SET TASK: Find the line containing "Extract the structured" in the listing below; reproduce it and every line after, exactly. Skip pictures.

--- RECORDS FOR PROCESSING ---

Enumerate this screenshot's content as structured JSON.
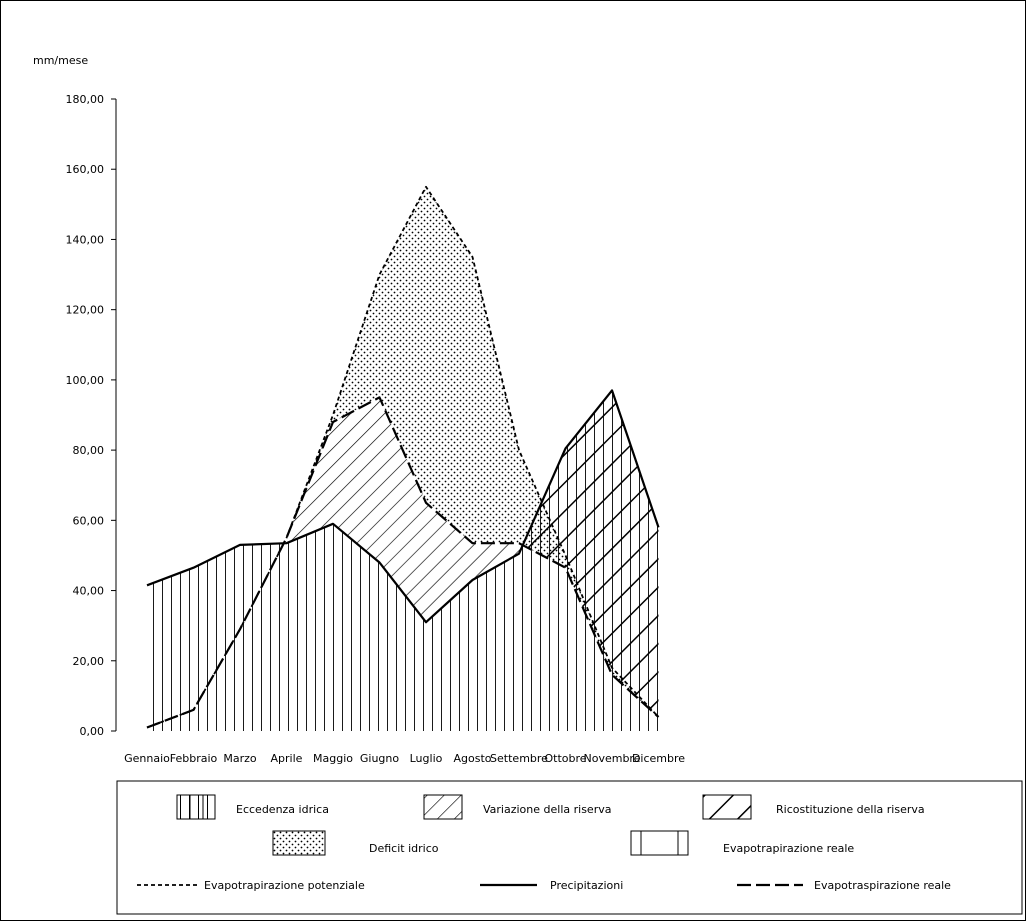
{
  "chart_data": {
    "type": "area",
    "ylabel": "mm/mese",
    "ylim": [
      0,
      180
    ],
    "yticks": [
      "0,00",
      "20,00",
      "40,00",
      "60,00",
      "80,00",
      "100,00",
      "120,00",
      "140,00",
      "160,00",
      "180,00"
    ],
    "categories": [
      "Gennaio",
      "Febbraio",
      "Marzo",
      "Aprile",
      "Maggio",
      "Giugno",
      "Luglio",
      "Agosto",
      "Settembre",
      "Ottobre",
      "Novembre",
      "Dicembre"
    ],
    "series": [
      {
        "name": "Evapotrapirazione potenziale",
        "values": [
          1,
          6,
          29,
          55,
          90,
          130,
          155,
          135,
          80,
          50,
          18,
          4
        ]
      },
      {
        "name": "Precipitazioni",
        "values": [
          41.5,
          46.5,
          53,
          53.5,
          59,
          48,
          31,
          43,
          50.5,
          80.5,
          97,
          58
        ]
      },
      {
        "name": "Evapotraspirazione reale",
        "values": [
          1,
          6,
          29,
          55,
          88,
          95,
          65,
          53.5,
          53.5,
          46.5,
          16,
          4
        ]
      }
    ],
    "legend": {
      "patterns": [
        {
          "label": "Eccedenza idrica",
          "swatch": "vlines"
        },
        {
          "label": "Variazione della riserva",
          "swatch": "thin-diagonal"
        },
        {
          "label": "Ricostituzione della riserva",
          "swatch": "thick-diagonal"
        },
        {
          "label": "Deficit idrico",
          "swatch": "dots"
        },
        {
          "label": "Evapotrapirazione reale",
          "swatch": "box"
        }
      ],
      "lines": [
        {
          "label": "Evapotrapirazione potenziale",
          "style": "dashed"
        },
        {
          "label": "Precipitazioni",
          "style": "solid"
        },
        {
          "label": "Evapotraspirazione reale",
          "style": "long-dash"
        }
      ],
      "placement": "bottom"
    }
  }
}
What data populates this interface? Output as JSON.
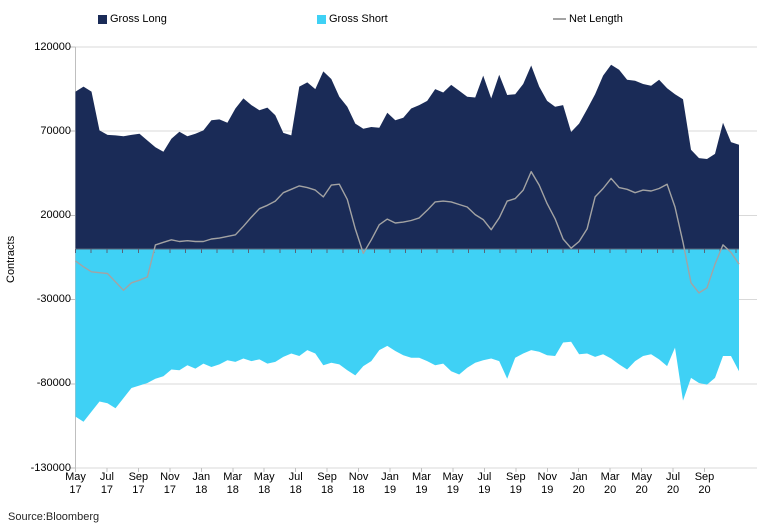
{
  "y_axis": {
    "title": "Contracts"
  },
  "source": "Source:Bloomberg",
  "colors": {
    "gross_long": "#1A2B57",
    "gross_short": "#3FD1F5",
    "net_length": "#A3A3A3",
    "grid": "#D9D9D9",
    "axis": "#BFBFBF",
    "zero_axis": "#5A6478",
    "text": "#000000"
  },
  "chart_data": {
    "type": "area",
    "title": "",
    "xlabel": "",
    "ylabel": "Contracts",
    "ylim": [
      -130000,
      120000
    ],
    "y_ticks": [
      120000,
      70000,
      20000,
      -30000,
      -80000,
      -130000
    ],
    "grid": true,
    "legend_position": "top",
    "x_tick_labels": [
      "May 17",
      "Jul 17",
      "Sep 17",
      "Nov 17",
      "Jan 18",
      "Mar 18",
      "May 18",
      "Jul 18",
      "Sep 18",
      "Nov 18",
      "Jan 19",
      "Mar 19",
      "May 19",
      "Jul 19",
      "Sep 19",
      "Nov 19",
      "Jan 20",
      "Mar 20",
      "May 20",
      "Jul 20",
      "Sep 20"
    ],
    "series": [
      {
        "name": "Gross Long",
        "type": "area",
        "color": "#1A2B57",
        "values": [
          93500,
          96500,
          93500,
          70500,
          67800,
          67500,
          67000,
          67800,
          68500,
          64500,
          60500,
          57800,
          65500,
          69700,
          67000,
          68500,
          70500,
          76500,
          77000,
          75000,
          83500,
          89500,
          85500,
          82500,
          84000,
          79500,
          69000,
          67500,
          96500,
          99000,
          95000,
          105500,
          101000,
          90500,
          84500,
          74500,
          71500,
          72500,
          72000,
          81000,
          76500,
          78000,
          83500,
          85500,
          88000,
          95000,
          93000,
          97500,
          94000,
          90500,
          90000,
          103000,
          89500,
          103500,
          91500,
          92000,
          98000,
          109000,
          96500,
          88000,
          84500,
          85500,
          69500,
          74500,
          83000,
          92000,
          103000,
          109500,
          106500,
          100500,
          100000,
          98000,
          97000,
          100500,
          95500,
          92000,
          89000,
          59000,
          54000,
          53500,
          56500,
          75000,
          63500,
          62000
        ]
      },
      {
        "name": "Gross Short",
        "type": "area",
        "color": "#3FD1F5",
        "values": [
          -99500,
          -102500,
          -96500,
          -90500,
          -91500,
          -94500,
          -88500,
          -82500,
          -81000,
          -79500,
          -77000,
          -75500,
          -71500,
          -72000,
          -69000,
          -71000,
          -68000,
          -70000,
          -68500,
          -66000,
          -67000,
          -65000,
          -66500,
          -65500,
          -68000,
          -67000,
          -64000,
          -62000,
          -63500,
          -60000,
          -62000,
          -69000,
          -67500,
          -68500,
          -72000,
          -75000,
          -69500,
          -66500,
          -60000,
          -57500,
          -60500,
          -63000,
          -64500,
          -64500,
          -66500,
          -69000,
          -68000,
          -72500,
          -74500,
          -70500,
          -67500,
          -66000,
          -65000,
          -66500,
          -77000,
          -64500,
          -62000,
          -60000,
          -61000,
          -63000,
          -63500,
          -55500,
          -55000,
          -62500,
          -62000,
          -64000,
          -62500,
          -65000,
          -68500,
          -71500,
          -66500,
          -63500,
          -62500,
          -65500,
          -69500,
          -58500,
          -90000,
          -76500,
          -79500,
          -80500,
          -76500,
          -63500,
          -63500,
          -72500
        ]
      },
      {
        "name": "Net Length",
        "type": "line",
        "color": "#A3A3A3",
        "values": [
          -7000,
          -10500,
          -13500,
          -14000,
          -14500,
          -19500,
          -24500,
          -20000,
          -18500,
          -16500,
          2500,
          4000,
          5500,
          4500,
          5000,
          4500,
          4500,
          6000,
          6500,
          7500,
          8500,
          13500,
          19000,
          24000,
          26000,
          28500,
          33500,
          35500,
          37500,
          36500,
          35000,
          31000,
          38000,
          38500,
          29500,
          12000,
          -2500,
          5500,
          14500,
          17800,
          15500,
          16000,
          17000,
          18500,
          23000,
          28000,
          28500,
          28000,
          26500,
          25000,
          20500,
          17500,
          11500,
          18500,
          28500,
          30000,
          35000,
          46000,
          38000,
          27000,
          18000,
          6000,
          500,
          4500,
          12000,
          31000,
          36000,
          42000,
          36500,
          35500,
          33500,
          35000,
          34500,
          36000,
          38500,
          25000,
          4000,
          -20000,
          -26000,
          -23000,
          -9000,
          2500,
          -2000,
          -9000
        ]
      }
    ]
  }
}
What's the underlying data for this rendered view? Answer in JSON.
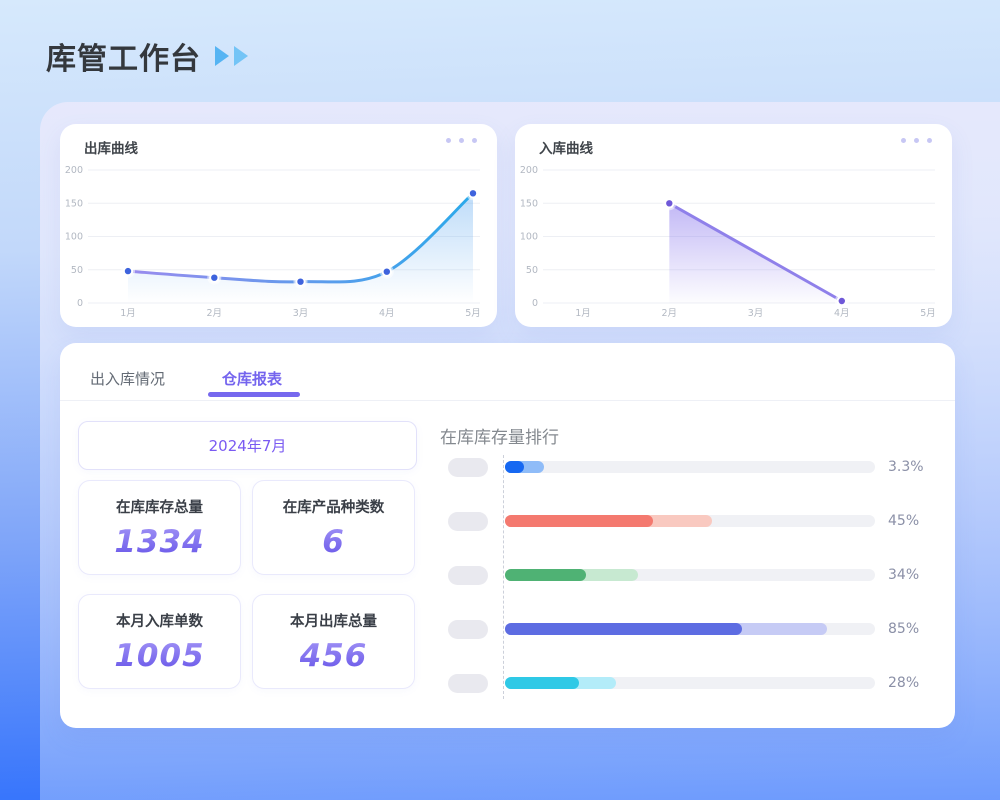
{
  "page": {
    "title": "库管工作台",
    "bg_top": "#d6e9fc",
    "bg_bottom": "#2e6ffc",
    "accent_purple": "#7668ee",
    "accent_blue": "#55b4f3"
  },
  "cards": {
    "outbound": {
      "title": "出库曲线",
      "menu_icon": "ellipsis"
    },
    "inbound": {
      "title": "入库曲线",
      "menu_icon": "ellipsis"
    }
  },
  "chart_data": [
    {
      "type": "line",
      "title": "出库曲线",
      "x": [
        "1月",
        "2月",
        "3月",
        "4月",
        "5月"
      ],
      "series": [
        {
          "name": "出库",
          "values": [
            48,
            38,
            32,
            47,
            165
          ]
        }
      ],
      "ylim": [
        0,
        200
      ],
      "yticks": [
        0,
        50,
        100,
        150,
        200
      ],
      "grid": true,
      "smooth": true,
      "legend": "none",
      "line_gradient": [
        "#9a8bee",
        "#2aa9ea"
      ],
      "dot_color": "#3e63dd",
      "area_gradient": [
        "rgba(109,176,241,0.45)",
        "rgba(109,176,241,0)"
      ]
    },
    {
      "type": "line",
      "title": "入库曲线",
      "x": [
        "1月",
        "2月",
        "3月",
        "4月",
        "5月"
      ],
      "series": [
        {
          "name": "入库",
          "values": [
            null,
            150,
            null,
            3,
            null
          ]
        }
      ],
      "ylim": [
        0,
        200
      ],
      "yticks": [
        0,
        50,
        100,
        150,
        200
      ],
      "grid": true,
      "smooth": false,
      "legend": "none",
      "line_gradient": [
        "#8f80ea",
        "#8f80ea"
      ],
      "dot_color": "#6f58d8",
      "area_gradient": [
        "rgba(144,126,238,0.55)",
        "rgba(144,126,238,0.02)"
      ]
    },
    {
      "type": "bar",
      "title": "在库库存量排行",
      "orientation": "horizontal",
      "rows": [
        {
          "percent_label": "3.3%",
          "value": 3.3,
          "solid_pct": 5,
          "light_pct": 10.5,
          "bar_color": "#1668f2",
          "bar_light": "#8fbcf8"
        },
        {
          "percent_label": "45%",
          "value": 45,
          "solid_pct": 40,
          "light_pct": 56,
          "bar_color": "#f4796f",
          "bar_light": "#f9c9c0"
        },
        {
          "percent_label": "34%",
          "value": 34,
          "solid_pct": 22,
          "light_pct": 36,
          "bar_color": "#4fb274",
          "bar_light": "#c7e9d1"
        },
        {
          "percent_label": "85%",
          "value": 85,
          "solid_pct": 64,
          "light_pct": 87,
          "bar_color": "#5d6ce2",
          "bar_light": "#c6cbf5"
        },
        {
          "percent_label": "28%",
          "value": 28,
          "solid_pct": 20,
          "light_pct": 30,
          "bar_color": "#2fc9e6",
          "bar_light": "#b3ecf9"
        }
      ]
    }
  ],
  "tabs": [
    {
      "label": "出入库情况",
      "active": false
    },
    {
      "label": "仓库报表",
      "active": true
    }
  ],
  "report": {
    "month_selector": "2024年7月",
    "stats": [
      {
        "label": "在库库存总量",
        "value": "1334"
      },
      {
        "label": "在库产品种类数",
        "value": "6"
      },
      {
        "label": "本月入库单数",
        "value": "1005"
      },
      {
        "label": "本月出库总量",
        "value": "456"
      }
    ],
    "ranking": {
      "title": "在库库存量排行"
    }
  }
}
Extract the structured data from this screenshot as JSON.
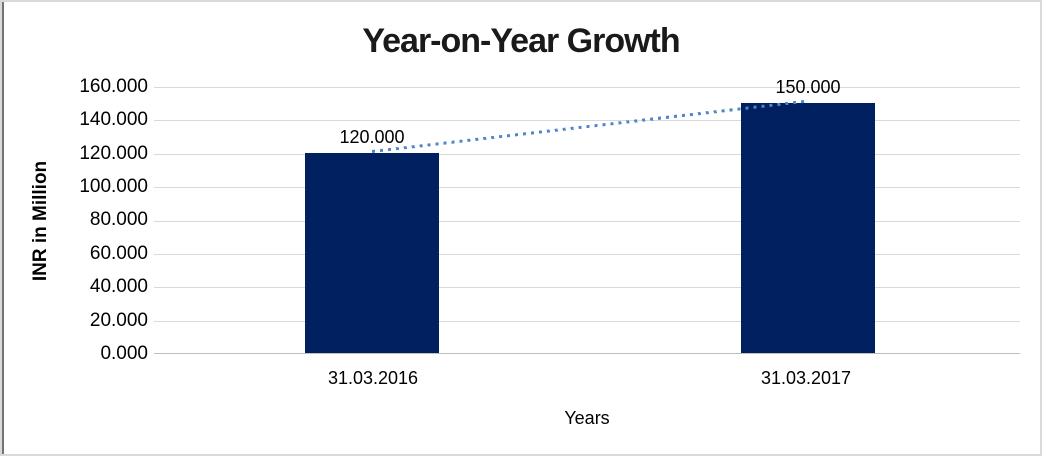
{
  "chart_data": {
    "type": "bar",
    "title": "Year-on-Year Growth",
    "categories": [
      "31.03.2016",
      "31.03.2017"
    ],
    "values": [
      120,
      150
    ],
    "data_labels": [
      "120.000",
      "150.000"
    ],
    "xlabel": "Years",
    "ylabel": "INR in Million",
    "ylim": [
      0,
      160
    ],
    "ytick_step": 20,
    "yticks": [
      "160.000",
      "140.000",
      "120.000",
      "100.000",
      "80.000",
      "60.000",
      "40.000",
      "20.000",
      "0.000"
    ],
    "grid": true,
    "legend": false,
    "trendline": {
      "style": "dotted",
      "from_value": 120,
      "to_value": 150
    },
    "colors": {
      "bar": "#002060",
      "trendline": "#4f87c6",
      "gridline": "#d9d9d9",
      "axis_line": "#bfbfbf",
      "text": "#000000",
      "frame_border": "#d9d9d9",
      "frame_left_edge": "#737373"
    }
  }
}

---

SOLUTION FOR THIS EXERCISE:
Extract the structured data from this screenshot as JSON.
{
  "chart_data": {
    "type": "bar",
    "title": "Year-on-Year Growth",
    "categories": [
      "31.03.2016",
      "31.03.2017"
    ],
    "values": [
      120,
      150
    ],
    "data_labels": [
      "120.000",
      "150.000"
    ],
    "xlabel": "Years",
    "ylabel": "INR in Million",
    "ylim": [
      0,
      160
    ],
    "ytick_step": 20,
    "yticks": [
      "160.000",
      "140.000",
      "120.000",
      "100.000",
      "80.000",
      "60.000",
      "40.000",
      "20.000",
      "0.000"
    ],
    "grid": true,
    "legend": false,
    "trendline": {
      "style": "dotted",
      "from_value": 120,
      "to_value": 150
    },
    "colors": {
      "bar": "#002060",
      "trendline": "#4f87c6",
      "gridline": "#d9d9d9",
      "axis_line": "#bfbfbf",
      "text": "#000000",
      "frame_border": "#d9d9d9",
      "frame_left_edge": "#737373"
    }
  }
}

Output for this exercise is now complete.